(Data records)

* * * * *

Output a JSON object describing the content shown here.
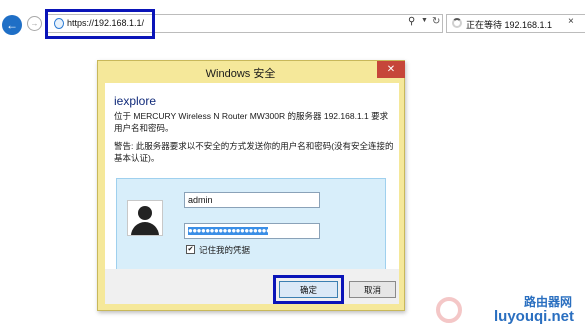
{
  "browser": {
    "url": "https://192.168.1.1/",
    "tab_label": "正在等待 192.168.1.1",
    "icons": [
      "back-arrow-icon",
      "forward-arrow-icon",
      "page-icon",
      "search-icon",
      "dropdown-icon",
      "refresh-icon",
      "tab-spinner-icon",
      "close-icon"
    ]
  },
  "dialog": {
    "title": "Windows 安全",
    "close_glyph": "✕",
    "app_name": "iexplore",
    "message": "位于 MERCURY Wireless N Router MW300R 的服务器 192.168.1.1 要求用户名和密码。",
    "warning": "警告: 此服务器要求以不安全的方式发送你的用户名和密码(没有安全连接的基本认证)。",
    "username_value": "admin",
    "password_mask": "●●●●●●●●●●●●●●●●●●●",
    "remember_checked": true,
    "remember_check_glyph": "✔",
    "remember_label": "记住我的凭据",
    "ok_label": "确定",
    "cancel_label": "取消"
  },
  "watermark": {
    "line1": "路由器网",
    "line2": "luyouqi.net"
  },
  "colors": {
    "highlight_box": "#0a14b8",
    "dialog_frame": "#f5e89a",
    "close_button": "#c6463a",
    "credential_panel": "#d8eefa",
    "password_selection": "#3a8ee6",
    "watermark_blue": "#2a6fc0"
  }
}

* * * * *

Copy all of the entries verbatim, leaving out any pictures they contain.

Output a JSON object describing the content shown here.
{
  "browser": {
    "url": "https://192.168.1.1/",
    "tab_label": "正在等待 192.168.1.1",
    "icons": [
      "back-arrow-icon",
      "forward-arrow-icon",
      "page-icon",
      "search-icon",
      "dropdown-icon",
      "refresh-icon",
      "tab-spinner-icon",
      "close-icon"
    ]
  },
  "dialog": {
    "title": "Windows 安全",
    "close_glyph": "✕",
    "app_name": "iexplore",
    "message": "位于 MERCURY Wireless N Router MW300R 的服务器 192.168.1.1 要求用户名和密码。",
    "warning": "警告: 此服务器要求以不安全的方式发送你的用户名和密码(没有安全连接的基本认证)。",
    "username_value": "admin",
    "password_mask": "●●●●●●●●●●●●●●●●●●●",
    "remember_checked": true,
    "remember_check_glyph": "✔",
    "remember_label": "记住我的凭据",
    "ok_label": "确定",
    "cancel_label": "取消"
  },
  "watermark": {
    "line1": "路由器网",
    "line2": "luyouqi.net"
  },
  "colors": {
    "highlight_box": "#0a14b8",
    "dialog_frame": "#f5e89a",
    "close_button": "#c6463a",
    "credential_panel": "#d8eefa",
    "password_selection": "#3a8ee6",
    "watermark_blue": "#2a6fc0"
  }
}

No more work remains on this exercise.